Assignment: Whenever a line below includes the string "JSON", show it.

Entries supplied:
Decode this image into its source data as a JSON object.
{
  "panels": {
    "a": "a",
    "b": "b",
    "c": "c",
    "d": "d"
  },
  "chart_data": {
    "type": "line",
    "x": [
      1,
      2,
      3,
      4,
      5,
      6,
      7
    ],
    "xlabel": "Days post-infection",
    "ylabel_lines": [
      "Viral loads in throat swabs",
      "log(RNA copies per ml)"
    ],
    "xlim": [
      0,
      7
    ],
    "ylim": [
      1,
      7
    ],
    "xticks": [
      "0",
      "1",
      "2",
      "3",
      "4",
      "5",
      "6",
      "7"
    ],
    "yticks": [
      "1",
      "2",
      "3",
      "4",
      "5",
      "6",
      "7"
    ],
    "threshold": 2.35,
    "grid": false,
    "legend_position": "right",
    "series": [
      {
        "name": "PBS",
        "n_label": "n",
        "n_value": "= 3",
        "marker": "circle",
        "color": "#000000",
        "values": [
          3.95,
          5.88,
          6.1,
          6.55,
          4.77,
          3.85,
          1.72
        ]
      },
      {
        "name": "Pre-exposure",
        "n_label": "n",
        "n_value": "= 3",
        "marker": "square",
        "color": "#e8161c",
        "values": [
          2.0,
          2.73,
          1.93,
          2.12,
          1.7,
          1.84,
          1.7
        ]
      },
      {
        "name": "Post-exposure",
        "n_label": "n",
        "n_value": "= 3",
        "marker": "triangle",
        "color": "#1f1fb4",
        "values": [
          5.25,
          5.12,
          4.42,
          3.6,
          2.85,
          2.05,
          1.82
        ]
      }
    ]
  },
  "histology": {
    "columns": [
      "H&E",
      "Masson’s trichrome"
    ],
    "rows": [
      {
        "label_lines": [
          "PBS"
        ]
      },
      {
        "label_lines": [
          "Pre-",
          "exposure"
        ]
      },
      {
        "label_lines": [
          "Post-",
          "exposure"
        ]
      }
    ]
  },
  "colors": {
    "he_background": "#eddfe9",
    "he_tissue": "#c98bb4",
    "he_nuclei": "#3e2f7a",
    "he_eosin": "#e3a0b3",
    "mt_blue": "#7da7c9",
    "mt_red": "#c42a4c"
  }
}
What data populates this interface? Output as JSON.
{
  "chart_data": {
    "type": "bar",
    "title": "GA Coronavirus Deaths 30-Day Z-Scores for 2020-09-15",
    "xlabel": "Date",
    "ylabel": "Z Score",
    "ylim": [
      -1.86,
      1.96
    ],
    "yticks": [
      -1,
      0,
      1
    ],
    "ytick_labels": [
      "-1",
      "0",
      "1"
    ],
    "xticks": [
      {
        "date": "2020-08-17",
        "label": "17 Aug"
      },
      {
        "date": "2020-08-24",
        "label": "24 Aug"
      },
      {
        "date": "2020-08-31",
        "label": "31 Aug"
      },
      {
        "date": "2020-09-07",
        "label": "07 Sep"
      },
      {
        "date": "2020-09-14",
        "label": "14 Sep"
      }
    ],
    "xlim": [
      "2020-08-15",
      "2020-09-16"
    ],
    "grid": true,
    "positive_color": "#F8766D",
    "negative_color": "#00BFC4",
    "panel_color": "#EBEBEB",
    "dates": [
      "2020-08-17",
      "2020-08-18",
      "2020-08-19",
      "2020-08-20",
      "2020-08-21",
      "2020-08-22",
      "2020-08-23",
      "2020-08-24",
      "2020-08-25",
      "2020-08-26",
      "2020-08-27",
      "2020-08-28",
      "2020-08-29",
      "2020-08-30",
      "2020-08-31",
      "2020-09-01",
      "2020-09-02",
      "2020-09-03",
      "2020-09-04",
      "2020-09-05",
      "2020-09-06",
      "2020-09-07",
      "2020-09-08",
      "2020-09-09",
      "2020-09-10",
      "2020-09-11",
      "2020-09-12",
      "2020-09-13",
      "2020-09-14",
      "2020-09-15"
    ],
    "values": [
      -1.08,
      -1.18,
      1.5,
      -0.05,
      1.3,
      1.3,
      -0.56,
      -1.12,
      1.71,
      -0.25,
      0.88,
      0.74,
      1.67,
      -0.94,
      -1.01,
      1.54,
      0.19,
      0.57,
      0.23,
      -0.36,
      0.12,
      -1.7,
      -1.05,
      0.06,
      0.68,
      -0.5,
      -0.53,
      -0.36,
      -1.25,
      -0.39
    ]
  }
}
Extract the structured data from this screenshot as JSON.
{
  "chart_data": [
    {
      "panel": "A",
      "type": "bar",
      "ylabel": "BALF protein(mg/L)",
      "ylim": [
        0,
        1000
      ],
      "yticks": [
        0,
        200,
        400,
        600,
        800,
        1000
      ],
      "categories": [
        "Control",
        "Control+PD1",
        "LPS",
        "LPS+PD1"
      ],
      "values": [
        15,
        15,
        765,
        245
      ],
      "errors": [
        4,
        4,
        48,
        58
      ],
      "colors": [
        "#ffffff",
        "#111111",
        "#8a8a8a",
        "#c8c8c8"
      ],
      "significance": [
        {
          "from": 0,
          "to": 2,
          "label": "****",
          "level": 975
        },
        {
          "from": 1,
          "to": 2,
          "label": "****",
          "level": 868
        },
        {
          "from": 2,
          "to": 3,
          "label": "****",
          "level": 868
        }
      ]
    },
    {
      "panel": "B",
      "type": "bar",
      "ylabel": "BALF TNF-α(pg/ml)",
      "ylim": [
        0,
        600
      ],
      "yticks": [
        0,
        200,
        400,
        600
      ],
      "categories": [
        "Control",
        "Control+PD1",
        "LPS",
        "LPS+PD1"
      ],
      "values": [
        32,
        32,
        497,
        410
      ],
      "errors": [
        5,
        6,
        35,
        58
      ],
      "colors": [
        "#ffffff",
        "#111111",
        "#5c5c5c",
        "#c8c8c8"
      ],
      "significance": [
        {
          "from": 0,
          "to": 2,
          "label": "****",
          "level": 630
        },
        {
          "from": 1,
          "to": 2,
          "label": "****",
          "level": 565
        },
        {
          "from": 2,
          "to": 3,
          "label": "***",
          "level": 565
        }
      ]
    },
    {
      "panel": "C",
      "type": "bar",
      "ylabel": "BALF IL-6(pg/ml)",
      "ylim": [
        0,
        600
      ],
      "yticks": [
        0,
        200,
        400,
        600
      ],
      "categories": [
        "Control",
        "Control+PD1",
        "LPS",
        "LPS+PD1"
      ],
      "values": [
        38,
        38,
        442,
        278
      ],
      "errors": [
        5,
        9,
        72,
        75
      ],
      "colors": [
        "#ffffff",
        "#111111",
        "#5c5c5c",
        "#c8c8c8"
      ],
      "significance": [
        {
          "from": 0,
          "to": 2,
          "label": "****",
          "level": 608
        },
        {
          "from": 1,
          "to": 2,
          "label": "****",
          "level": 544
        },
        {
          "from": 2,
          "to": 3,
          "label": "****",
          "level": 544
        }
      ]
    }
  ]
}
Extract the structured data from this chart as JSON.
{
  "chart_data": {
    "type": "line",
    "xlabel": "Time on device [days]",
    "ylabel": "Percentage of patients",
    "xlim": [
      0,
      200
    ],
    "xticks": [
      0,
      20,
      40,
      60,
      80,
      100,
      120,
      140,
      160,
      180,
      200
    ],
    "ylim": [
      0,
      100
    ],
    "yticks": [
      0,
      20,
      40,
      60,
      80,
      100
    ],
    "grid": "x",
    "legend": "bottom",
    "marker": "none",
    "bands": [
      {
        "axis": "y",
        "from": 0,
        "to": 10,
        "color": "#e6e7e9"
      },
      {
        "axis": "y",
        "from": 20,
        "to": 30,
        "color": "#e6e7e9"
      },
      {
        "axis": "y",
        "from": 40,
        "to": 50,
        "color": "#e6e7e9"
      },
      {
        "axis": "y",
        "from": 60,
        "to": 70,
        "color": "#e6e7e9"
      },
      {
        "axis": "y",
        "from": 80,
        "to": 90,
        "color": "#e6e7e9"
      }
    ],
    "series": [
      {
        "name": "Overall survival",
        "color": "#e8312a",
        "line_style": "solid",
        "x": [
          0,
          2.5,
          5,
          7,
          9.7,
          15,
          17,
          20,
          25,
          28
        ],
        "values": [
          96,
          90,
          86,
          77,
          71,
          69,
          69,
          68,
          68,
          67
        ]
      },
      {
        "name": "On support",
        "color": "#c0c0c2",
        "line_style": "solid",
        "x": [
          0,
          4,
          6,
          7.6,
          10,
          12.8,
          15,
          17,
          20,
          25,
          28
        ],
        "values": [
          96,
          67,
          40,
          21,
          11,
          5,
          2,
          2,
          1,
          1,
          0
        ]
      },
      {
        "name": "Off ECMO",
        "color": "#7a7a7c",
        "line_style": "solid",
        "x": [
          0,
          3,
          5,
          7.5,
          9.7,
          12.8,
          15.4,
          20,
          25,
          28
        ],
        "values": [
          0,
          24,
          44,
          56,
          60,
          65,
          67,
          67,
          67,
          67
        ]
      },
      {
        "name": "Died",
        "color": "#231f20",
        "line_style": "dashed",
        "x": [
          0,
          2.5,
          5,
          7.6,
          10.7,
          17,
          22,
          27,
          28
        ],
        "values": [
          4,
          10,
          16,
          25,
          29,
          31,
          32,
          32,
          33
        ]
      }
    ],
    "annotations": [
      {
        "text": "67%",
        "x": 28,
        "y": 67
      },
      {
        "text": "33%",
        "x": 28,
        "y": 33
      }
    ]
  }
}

Result for this task:
Decode this image into its source data as a JSON object.
What data populates this interface? Output as JSON.
Extract the structured data from this screenshot as JSON.
Extract the structured data from this chart as JSON.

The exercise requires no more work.